+++ Raw data +++

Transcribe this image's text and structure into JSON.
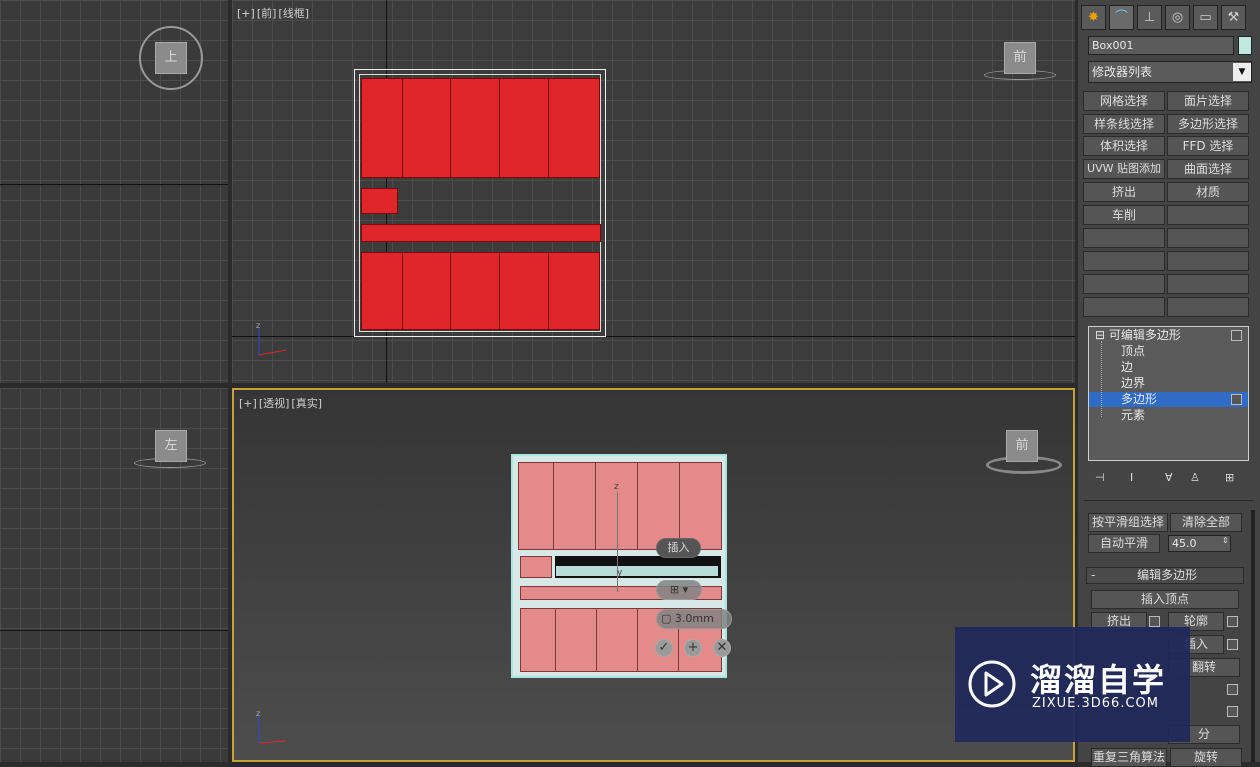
{
  "viewports": {
    "top": {
      "label": "上"
    },
    "front": {
      "label": [
        "[+]",
        "[前]",
        "[线框]"
      ],
      "cube": "前"
    },
    "left": {
      "cube": "左"
    },
    "perspective": {
      "label": [
        "[+]",
        "[透视]",
        "[真实]"
      ],
      "cube": "前",
      "axis_z": "z",
      "axis_y": "y"
    }
  },
  "caddy": {
    "title": "插入",
    "value": "3.0mm",
    "icons": [
      "mode-dropdown-icon",
      "ok-icon",
      "apply-icon",
      "cancel-icon"
    ]
  },
  "panel": {
    "tabs": [
      "create-tab-icon",
      "modify-tab-icon",
      "hierarchy-tab-icon",
      "motion-tab-icon",
      "display-tab-icon",
      "utilities-tab-icon"
    ],
    "object_name": "Box001",
    "modifier_list": "修改器列表",
    "modifier_buttons": [
      [
        "网格选择",
        "面片选择"
      ],
      [
        "样条线选择",
        "多边形选择"
      ],
      [
        "体积选择",
        "FFD 选择"
      ],
      [
        "UVW 贴图添加",
        "曲面选择"
      ],
      [
        "挤出",
        "材质"
      ],
      [
        "车削",
        ""
      ]
    ],
    "stack": {
      "root": "可编辑多边形",
      "items": [
        "顶点",
        "边",
        "边界",
        "多边形",
        "元素"
      ],
      "selected_index": 3
    },
    "smoothing": {
      "by_smoothing_group": "按平滑组选择",
      "clear_all": "清除全部",
      "auto_smooth": "自动平滑",
      "angle": "45.0"
    },
    "edit_poly": {
      "header_toggle": "-",
      "title": "编辑多边形",
      "insert_vertex": "插入顶点",
      "extrude": "挤出",
      "outline": "轮廓",
      "inset": "插入",
      "flip": "翻转",
      "subdivide": "分",
      "retriangulate": "重复三角算法",
      "turn": "旋转"
    }
  },
  "watermark": {
    "brand": "溜溜自学",
    "url": "ZIXUE.3D66.COM"
  },
  "colors": {
    "accent_select": "#2f6cc8",
    "poly_red": "#e0252b",
    "poly_light": "#e58a8a",
    "active_border": "#c8a13a"
  }
}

+++

▸ Task prompt: Every record must be copied exactly, with the pictures left out.

▸ Task solution:
Transcribe this image's text and structure into JSON.
{
  "viewports": {
    "top": {
      "label": "上"
    },
    "front": {
      "label": [
        "[+]",
        "[前]",
        "[线框]"
      ],
      "cube": "前"
    },
    "left": {
      "cube": "左"
    },
    "perspective": {
      "label": [
        "[+]",
        "[透视]",
        "[真实]"
      ],
      "cube": "前",
      "axis_z": "z",
      "axis_y": "y"
    }
  },
  "caddy": {
    "title": "插入",
    "value": "3.0mm",
    "icons": [
      "mode-dropdown-icon",
      "ok-icon",
      "apply-icon",
      "cancel-icon"
    ]
  },
  "panel": {
    "tabs": [
      "create-tab-icon",
      "modify-tab-icon",
      "hierarchy-tab-icon",
      "motion-tab-icon",
      "display-tab-icon",
      "utilities-tab-icon"
    ],
    "object_name": "Box001",
    "modifier_list": "修改器列表",
    "modifier_buttons": [
      [
        "网格选择",
        "面片选择"
      ],
      [
        "样条线选择",
        "多边形选择"
      ],
      [
        "体积选择",
        "FFD 选择"
      ],
      [
        "UVW 贴图添加",
        "曲面选择"
      ],
      [
        "挤出",
        "材质"
      ],
      [
        "车削",
        ""
      ]
    ],
    "stack": {
      "root": "可编辑多边形",
      "items": [
        "顶点",
        "边",
        "边界",
        "多边形",
        "元素"
      ],
      "selected_index": 3
    },
    "smoothing": {
      "by_smoothing_group": "按平滑组选择",
      "clear_all": "清除全部",
      "auto_smooth": "自动平滑",
      "angle": "45.0"
    },
    "edit_poly": {
      "header_toggle": "-",
      "title": "编辑多边形",
      "insert_vertex": "插入顶点",
      "extrude": "挤出",
      "outline": "轮廓",
      "inset": "插入",
      "flip": "翻转",
      "subdivide": "分",
      "retriangulate": "重复三角算法",
      "turn": "旋转"
    }
  },
  "watermark": {
    "brand": "溜溜自学",
    "url": "ZIXUE.3D66.COM"
  },
  "colors": {
    "accent_select": "#2f6cc8",
    "poly_red": "#e0252b",
    "poly_light": "#e58a8a",
    "active_border": "#c8a13a"
  }
}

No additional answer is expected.